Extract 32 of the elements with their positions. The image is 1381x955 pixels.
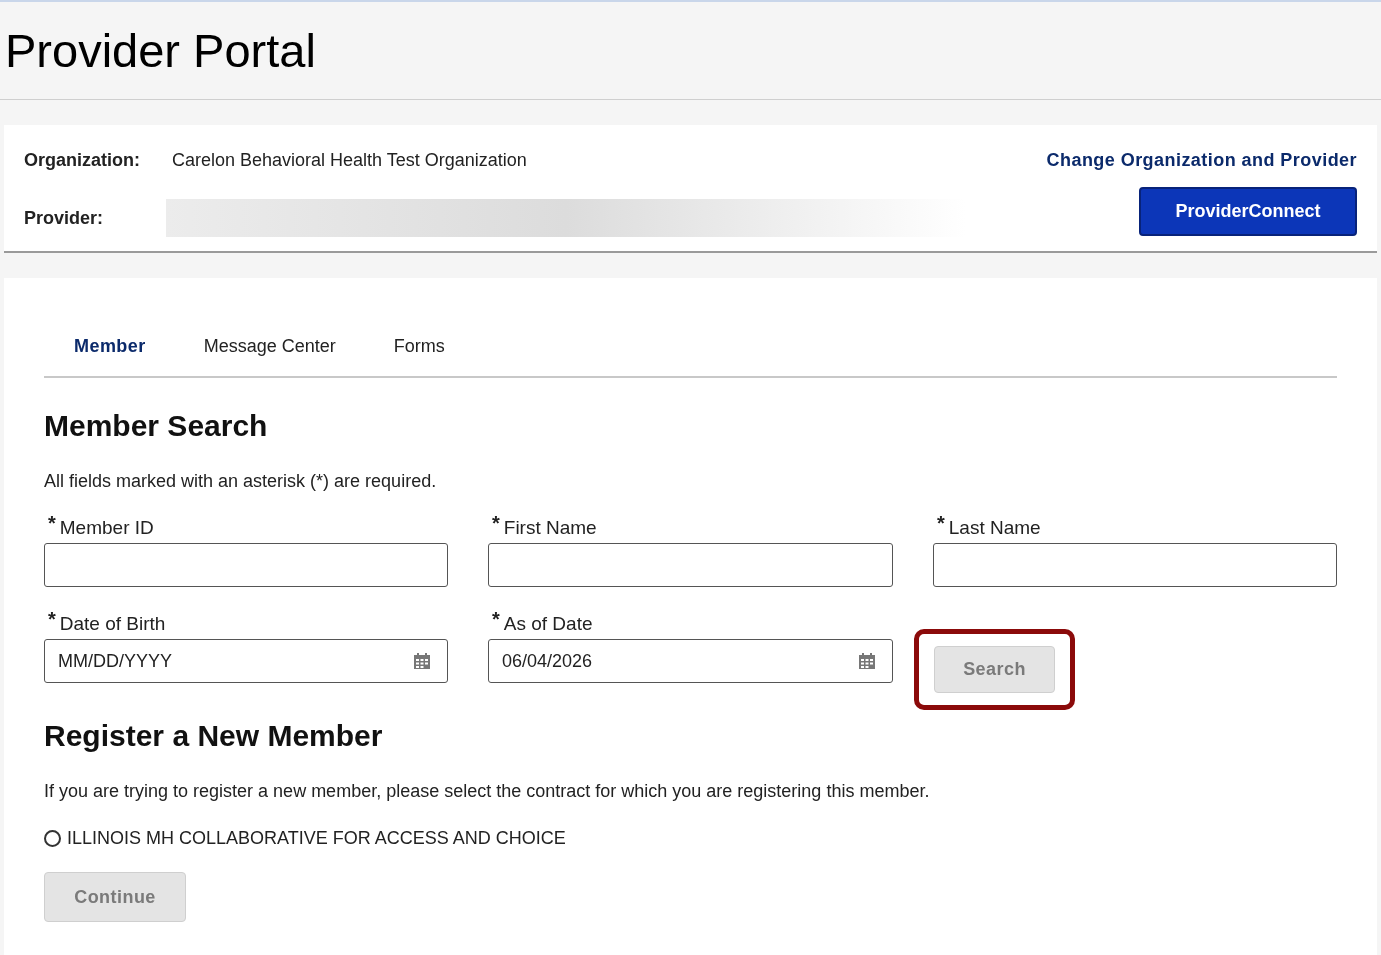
radio-button[interactable] bbox=[44, 830, 61, 847]
page-title: Provider Portal bbox=[5, 27, 316, 74]
contract-label: ILLINOIS MH COLLABORATIVE FOR ACCESS AND CHOICE bbox=[67, 827, 566, 850]
required-note: All fields marked with an asterisk (*) are required. bbox=[44, 470, 438, 493]
change-organization-link[interactable]: Change Organization and Provider bbox=[1046, 147, 1357, 174]
date-field[interactable]: 06/04/2026 bbox=[488, 639, 893, 683]
tab[interactable]: Member bbox=[74, 333, 146, 360]
field-label: Date of Birth bbox=[59, 612, 166, 636]
tab[interactable]: Message Center bbox=[203, 333, 336, 360]
input-field[interactable] bbox=[44, 543, 448, 587]
field-label: First Name bbox=[503, 516, 597, 540]
organization-label: Organization: bbox=[24, 149, 141, 172]
field-label: Last Name bbox=[948, 516, 1041, 540]
calendar-icon[interactable] bbox=[858, 652, 876, 670]
field-label: Member ID bbox=[59, 516, 154, 540]
input-field[interactable] bbox=[933, 543, 1337, 587]
required-asterisk: * bbox=[492, 513, 500, 533]
input-field[interactable] bbox=[488, 543, 893, 587]
organization-name: Carelon Behavioral Health Test Organization bbox=[172, 149, 527, 172]
calendar-icon[interactable] bbox=[413, 652, 431, 670]
section-heading: Register a New Member bbox=[44, 718, 384, 754]
provider-label: Provider: bbox=[24, 206, 105, 230]
section-heading: Member Search bbox=[44, 408, 269, 444]
required-asterisk: * bbox=[48, 513, 56, 533]
required-asterisk: * bbox=[937, 513, 945, 533]
register-note: If you are trying to register a new member, please select the contract for which you are registering this member. bbox=[44, 780, 931, 803]
field-label: As of Date bbox=[503, 612, 593, 636]
required-asterisk: * bbox=[48, 609, 56, 629]
date-field[interactable]: MM/DD/YYYY bbox=[44, 639, 448, 683]
tab[interactable]: Forms bbox=[393, 333, 445, 360]
required-asterisk: * bbox=[492, 609, 500, 629]
providerconnect-button[interactable]: ProviderConnect bbox=[1139, 187, 1357, 236]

★ ★ ★ ★

Write out every line of the item above word for word, but leave out the picture.

_EXERCISE SOLUTION_:
Extract 32 of the elements with their positions. The image is 1381x955 pixels.
radio-button[interactable] bbox=[44, 830, 61, 847]
page-title: Provider Portal bbox=[5, 27, 316, 74]
contract-label: ILLINOIS MH COLLABORATIVE FOR ACCESS AND CHOICE bbox=[67, 827, 566, 850]
required-note: All fields marked with an asterisk (*) are required. bbox=[44, 470, 438, 493]
change-organization-link[interactable]: Change Organization and Provider bbox=[1046, 147, 1357, 174]
date-field[interactable]: 06/04/2026 bbox=[488, 639, 893, 683]
tab[interactable]: Member bbox=[74, 333, 146, 360]
field-label: Date of Birth bbox=[59, 612, 166, 636]
tab[interactable]: Message Center bbox=[203, 333, 336, 360]
input-field[interactable] bbox=[44, 543, 448, 587]
field-label: First Name bbox=[503, 516, 597, 540]
organization-label: Organization: bbox=[24, 149, 141, 172]
field-label: Last Name bbox=[948, 516, 1041, 540]
calendar-icon[interactable] bbox=[858, 652, 876, 670]
field-label: Member ID bbox=[59, 516, 154, 540]
input-field[interactable] bbox=[933, 543, 1337, 587]
required-asterisk: * bbox=[492, 513, 500, 533]
input-field[interactable] bbox=[488, 543, 893, 587]
organization-name: Carelon Behavioral Health Test Organization bbox=[172, 149, 527, 172]
calendar-icon[interactable] bbox=[413, 652, 431, 670]
section-heading: Register a New Member bbox=[44, 718, 384, 754]
provider-label: Provider: bbox=[24, 206, 105, 230]
section-heading: Member Search bbox=[44, 408, 269, 444]
required-asterisk: * bbox=[48, 513, 56, 533]
required-asterisk: * bbox=[937, 513, 945, 533]
register-note: If you are trying to register a new member, please select the contract for which you are registering this member. bbox=[44, 780, 931, 803]
field-label: As of Date bbox=[503, 612, 593, 636]
required-asterisk: * bbox=[48, 609, 56, 629]
date-field[interactable]: MM/DD/YYYY bbox=[44, 639, 448, 683]
tab[interactable]: Forms bbox=[393, 333, 445, 360]
required-asterisk: * bbox=[492, 609, 500, 629]
providerconnect-button[interactable]: ProviderConnect bbox=[1139, 187, 1357, 236]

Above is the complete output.